## Goal
Reproduce each record below exactly as written.

+ + + + +

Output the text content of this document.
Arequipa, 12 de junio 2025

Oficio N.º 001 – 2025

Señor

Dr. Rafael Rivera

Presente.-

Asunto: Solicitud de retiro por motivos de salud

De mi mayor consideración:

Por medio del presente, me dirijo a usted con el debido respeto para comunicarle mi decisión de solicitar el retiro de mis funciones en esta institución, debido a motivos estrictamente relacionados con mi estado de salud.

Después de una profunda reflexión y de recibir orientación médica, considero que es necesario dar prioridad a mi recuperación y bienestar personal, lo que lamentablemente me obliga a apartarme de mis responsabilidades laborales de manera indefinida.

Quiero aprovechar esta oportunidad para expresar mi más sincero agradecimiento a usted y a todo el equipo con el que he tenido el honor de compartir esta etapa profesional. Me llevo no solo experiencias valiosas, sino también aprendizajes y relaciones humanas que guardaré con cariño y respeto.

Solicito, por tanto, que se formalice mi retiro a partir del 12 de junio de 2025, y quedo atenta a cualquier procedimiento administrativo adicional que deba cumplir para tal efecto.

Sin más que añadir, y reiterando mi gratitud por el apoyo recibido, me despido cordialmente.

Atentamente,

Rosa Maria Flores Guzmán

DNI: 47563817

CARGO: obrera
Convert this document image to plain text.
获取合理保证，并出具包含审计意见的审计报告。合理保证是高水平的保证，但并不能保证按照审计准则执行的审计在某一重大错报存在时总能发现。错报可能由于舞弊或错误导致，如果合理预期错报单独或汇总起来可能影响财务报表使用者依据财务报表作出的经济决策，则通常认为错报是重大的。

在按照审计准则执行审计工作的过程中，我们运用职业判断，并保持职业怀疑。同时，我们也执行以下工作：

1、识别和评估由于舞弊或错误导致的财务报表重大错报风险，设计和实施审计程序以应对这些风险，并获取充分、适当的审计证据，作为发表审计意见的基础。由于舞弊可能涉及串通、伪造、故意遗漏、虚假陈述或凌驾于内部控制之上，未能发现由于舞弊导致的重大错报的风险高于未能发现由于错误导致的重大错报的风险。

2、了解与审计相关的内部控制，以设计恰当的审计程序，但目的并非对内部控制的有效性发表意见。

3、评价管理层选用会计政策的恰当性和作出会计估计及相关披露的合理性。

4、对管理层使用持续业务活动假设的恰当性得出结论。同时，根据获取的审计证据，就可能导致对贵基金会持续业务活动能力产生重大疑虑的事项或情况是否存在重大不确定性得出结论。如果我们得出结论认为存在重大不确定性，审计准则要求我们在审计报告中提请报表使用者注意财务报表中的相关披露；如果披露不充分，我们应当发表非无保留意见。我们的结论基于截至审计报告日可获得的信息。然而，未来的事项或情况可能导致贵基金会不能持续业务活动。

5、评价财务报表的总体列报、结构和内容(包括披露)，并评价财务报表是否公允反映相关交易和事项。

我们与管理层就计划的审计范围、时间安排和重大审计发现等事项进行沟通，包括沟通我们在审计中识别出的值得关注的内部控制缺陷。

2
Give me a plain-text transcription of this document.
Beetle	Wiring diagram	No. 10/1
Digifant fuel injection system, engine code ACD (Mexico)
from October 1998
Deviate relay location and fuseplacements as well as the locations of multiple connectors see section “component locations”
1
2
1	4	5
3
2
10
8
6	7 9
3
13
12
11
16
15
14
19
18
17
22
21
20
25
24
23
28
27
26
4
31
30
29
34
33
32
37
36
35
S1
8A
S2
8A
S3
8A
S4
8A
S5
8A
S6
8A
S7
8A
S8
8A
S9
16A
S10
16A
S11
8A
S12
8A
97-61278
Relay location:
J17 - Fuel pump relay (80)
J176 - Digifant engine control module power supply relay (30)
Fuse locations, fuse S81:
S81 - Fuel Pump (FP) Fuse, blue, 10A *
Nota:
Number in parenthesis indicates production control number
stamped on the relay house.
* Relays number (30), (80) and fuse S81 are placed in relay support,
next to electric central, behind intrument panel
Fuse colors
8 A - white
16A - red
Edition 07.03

+ + + + +

## The completed task
Output the text content of this document.
Arequipa, 12 de junio 2025

Oficio N.º 001 – 2025

Señor

Dr. Rafael Rivera

Presente.-

Asunto: Solicitud de retiro por motivos de salud

De mi mayor consideración:

Por medio del presente, me dirijo a usted con el debido respeto para comunicarle mi decisión de solicitar el retiro de mis funciones en esta institución, debido a motivos estrictamente relacionados con mi estado de salud.

Después de una profunda reflexión y de recibir orientación médica, considero que es necesario dar prioridad a mi recuperación y bienestar personal, lo que lamentablemente me obliga a apartarme de mis responsabilidades laborales de manera indefinida.

Quiero aprovechar esta oportunidad para expresar mi más sincero agradecimiento a usted y a todo el equipo con el que he tenido el honor de compartir esta etapa profesional. Me llevo no solo experiencias valiosas, sino también aprendizajes y relaciones humanas que guardaré con cariño y respeto.

Solicito, por tanto, que se formalice mi retiro a partir del 12 de junio de 2025, y quedo atenta a cualquier procedimiento administrativo adicional que deba cumplir para tal efecto.

Sin más que añadir, y reiterando mi gratitud por el apoyo recibido, me despido cordialmente.

Atentamente,

Rosa Maria Flores Guzmán

DNI: 47563817

CARGO: obrera
Convert this document image to plain text.
获取合理保证，并出具包含审计意见的审计报告。合理保证是高水平的保证，但并不能保证按照审计准则执行的审计在某一重大错报存在时总能发现。错报可能由于舞弊或错误导致，如果合理预期错报单独或汇总起来可能影响财务报表使用者依据财务报表作出的经济决策，则通常认为错报是重大的。

在按照审计准则执行审计工作的过程中，我们运用职业判断，并保持职业怀疑。同时，我们也执行以下工作：

1、识别和评估由于舞弊或错误导致的财务报表重大错报风险，设计和实施审计程序以应对这些风险，并获取充分、适当的审计证据，作为发表审计意见的基础。由于舞弊可能涉及串通、伪造、故意遗漏、虚假陈述或凌驾于内部控制之上，未能发现由于舞弊导致的重大错报的风险高于未能发现由于错误导致的重大错报的风险。

2、了解与审计相关的内部控制，以设计恰当的审计程序，但目的并非对内部控制的有效性发表意见。

3、评价管理层选用会计政策的恰当性和作出会计估计及相关披露的合理性。

4、对管理层使用持续业务活动假设的恰当性得出结论。同时，根据获取的审计证据，就可能导致对贵基金会持续业务活动能力产生重大疑虑的事项或情况是否存在重大不确定性得出结论。如果我们得出结论认为存在重大不确定性，审计准则要求我们在审计报告中提请报表使用者注意财务报表中的相关披露；如果披露不充分，我们应当发表非无保留意见。我们的结论基于截至审计报告日可获得的信息。然而，未来的事项或情况可能导致贵基金会不能持续业务活动。

5、评价财务报表的总体列报、结构和内容(包括披露)，并评价财务报表是否公允反映相关交易和事项。

我们与管理层就计划的审计范围、时间安排和重大审计发现等事项进行沟通，包括沟通我们在审计中识别出的值得关注的内部控制缺陷。

2
Give me a plain-text transcription of this document.
Beetle	Wiring diagram	No. 10/1
Digifant fuel injection system, engine code ACD (Mexico)
from October 1998
Deviate relay location and fuseplacements as well as the locations of multiple connectors see section “component locations”
1
2
1	4	5
3
2
10
8
6	7 9
3
13
12
11
16
15
14
19
18
17
22
21
20
25
24
23
28
27
26
4
31
30
29
34
33
32
37
36
35
S1
8A
S2
8A
S3
8A
S4
8A
S5
8A
S6
8A
S7
8A
S8
8A
S9
16A
S10
16A
S11
8A
S12
8A
97-61278
Relay location:
J17 - Fuel pump relay (80)
J176 - Digifant engine control module power supply relay (30)
Fuse locations, fuse S81:
S81 - Fuel Pump (FP) Fuse, blue, 10A *
Nota:
Number in parenthesis indicates production control number
stamped on the relay house.
* Relays number (30), (80) and fuse S81 are placed in relay support,
next to electric central, behind intrument panel
Fuse colors
8 A - white
16A - red
Edition 07.03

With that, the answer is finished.